=== AIM OF THE TASK ===
Each entry below is to be given again word for word, with no pictures.

Stored data
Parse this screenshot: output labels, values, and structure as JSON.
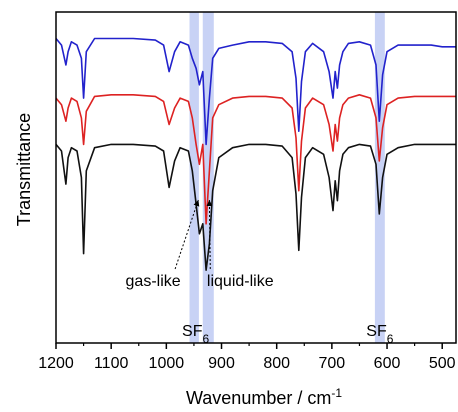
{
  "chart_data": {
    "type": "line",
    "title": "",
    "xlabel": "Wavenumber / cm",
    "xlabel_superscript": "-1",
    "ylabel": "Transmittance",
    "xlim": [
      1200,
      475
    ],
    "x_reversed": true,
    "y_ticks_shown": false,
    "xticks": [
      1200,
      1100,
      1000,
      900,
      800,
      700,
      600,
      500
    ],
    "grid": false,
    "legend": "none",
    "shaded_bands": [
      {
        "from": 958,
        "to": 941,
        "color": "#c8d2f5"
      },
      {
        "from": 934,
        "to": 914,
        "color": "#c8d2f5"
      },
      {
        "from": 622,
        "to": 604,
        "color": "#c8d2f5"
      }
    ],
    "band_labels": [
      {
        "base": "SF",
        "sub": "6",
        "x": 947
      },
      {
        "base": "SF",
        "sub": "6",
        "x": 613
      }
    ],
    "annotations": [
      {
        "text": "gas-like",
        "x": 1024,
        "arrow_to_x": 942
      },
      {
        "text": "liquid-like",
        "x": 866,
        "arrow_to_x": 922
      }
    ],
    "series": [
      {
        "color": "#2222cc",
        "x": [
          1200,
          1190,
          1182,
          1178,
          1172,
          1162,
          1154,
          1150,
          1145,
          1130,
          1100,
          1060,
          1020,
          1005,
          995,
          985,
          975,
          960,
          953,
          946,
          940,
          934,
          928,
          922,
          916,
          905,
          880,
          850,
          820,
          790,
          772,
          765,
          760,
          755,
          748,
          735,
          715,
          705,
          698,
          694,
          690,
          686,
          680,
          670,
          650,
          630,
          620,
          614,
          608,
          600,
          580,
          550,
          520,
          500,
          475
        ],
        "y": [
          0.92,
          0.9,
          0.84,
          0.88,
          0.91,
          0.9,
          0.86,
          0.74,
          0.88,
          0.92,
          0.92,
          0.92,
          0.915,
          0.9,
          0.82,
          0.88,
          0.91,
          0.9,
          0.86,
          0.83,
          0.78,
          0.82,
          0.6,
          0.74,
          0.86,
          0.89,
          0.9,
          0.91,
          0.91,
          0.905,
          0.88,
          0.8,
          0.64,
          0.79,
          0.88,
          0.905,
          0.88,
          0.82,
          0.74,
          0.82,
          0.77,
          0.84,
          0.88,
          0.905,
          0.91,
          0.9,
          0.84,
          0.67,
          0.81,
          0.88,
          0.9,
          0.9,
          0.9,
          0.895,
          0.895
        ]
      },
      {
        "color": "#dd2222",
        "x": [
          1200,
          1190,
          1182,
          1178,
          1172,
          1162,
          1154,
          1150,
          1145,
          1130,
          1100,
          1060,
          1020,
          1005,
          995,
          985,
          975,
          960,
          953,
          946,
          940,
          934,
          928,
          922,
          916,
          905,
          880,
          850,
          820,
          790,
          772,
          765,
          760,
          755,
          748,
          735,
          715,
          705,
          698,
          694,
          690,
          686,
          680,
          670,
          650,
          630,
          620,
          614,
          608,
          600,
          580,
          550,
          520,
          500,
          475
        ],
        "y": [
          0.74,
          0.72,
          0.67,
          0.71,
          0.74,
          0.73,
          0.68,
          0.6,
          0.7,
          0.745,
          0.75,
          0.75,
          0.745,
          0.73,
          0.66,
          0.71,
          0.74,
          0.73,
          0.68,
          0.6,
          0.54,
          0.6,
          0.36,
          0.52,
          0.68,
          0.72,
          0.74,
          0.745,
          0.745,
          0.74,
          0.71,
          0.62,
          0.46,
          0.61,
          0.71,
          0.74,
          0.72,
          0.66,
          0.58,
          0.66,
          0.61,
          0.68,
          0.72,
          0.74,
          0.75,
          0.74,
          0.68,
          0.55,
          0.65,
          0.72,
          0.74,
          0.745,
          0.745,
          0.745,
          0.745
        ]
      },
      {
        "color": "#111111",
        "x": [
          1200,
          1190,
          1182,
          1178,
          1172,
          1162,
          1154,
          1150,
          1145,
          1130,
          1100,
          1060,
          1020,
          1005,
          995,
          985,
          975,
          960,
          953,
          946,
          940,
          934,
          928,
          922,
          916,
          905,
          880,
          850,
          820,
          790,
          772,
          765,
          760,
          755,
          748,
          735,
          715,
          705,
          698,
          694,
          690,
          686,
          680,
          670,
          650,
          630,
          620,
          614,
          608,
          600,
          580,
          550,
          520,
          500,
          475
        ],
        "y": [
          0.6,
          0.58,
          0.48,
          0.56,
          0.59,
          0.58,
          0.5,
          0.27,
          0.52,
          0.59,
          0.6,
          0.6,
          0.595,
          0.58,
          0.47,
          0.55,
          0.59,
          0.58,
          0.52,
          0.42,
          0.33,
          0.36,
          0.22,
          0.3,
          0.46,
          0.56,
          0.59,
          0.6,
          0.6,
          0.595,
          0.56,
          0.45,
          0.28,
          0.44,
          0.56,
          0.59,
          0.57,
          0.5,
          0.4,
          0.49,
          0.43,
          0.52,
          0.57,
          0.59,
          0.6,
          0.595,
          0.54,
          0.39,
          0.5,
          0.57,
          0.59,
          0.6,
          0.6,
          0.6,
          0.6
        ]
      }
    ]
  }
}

=== OUTPUT ===
Parse this screenshot: output labels, values, and structure as JSON.
{
  "chart_data": {
    "type": "line",
    "title": "",
    "xlabel": "Wavenumber / cm",
    "xlabel_superscript": "-1",
    "ylabel": "Transmittance",
    "xlim": [
      1200,
      475
    ],
    "x_reversed": true,
    "y_ticks_shown": false,
    "xticks": [
      1200,
      1100,
      1000,
      900,
      800,
      700,
      600,
      500
    ],
    "grid": false,
    "legend": "none",
    "shaded_bands": [
      {
        "from": 958,
        "to": 941,
        "color": "#c8d2f5"
      },
      {
        "from": 934,
        "to": 914,
        "color": "#c8d2f5"
      },
      {
        "from": 622,
        "to": 604,
        "color": "#c8d2f5"
      }
    ],
    "band_labels": [
      {
        "base": "SF",
        "sub": "6",
        "x": 947
      },
      {
        "base": "SF",
        "sub": "6",
        "x": 613
      }
    ],
    "annotations": [
      {
        "text": "gas-like",
        "x": 1024,
        "arrow_to_x": 942
      },
      {
        "text": "liquid-like",
        "x": 866,
        "arrow_to_x": 922
      }
    ],
    "series": [
      {
        "color": "#2222cc",
        "x": [
          1200,
          1190,
          1182,
          1178,
          1172,
          1162,
          1154,
          1150,
          1145,
          1130,
          1100,
          1060,
          1020,
          1005,
          995,
          985,
          975,
          960,
          953,
          946,
          940,
          934,
          928,
          922,
          916,
          905,
          880,
          850,
          820,
          790,
          772,
          765,
          760,
          755,
          748,
          735,
          715,
          705,
          698,
          694,
          690,
          686,
          680,
          670,
          650,
          630,
          620,
          614,
          608,
          600,
          580,
          550,
          520,
          500,
          475
        ],
        "y": [
          0.92,
          0.9,
          0.84,
          0.88,
          0.91,
          0.9,
          0.86,
          0.74,
          0.88,
          0.92,
          0.92,
          0.92,
          0.915,
          0.9,
          0.82,
          0.88,
          0.91,
          0.9,
          0.86,
          0.83,
          0.78,
          0.82,
          0.6,
          0.74,
          0.86,
          0.89,
          0.9,
          0.91,
          0.91,
          0.905,
          0.88,
          0.8,
          0.64,
          0.79,
          0.88,
          0.905,
          0.88,
          0.82,
          0.74,
          0.82,
          0.77,
          0.84,
          0.88,
          0.905,
          0.91,
          0.9,
          0.84,
          0.67,
          0.81,
          0.88,
          0.9,
          0.9,
          0.9,
          0.895,
          0.895
        ]
      },
      {
        "color": "#dd2222",
        "x": [
          1200,
          1190,
          1182,
          1178,
          1172,
          1162,
          1154,
          1150,
          1145,
          1130,
          1100,
          1060,
          1020,
          1005,
          995,
          985,
          975,
          960,
          953,
          946,
          940,
          934,
          928,
          922,
          916,
          905,
          880,
          850,
          820,
          790,
          772,
          765,
          760,
          755,
          748,
          735,
          715,
          705,
          698,
          694,
          690,
          686,
          680,
          670,
          650,
          630,
          620,
          614,
          608,
          600,
          580,
          550,
          520,
          500,
          475
        ],
        "y": [
          0.74,
          0.72,
          0.67,
          0.71,
          0.74,
          0.73,
          0.68,
          0.6,
          0.7,
          0.745,
          0.75,
          0.75,
          0.745,
          0.73,
          0.66,
          0.71,
          0.74,
          0.73,
          0.68,
          0.6,
          0.54,
          0.6,
          0.36,
          0.52,
          0.68,
          0.72,
          0.74,
          0.745,
          0.745,
          0.74,
          0.71,
          0.62,
          0.46,
          0.61,
          0.71,
          0.74,
          0.72,
          0.66,
          0.58,
          0.66,
          0.61,
          0.68,
          0.72,
          0.74,
          0.75,
          0.74,
          0.68,
          0.55,
          0.65,
          0.72,
          0.74,
          0.745,
          0.745,
          0.745,
          0.745
        ]
      },
      {
        "color": "#111111",
        "x": [
          1200,
          1190,
          1182,
          1178,
          1172,
          1162,
          1154,
          1150,
          1145,
          1130,
          1100,
          1060,
          1020,
          1005,
          995,
          985,
          975,
          960,
          953,
          946,
          940,
          934,
          928,
          922,
          916,
          905,
          880,
          850,
          820,
          790,
          772,
          765,
          760,
          755,
          748,
          735,
          715,
          705,
          698,
          694,
          690,
          686,
          680,
          670,
          650,
          630,
          620,
          614,
          608,
          600,
          580,
          550,
          520,
          500,
          475
        ],
        "y": [
          0.6,
          0.58,
          0.48,
          0.56,
          0.59,
          0.58,
          0.5,
          0.27,
          0.52,
          0.59,
          0.6,
          0.6,
          0.595,
          0.58,
          0.47,
          0.55,
          0.59,
          0.58,
          0.52,
          0.42,
          0.33,
          0.36,
          0.22,
          0.3,
          0.46,
          0.56,
          0.59,
          0.6,
          0.6,
          0.595,
          0.56,
          0.45,
          0.28,
          0.44,
          0.56,
          0.59,
          0.57,
          0.5,
          0.4,
          0.49,
          0.43,
          0.52,
          0.57,
          0.59,
          0.6,
          0.595,
          0.54,
          0.39,
          0.5,
          0.57,
          0.59,
          0.6,
          0.6,
          0.6,
          0.6
        ]
      }
    ]
  }
}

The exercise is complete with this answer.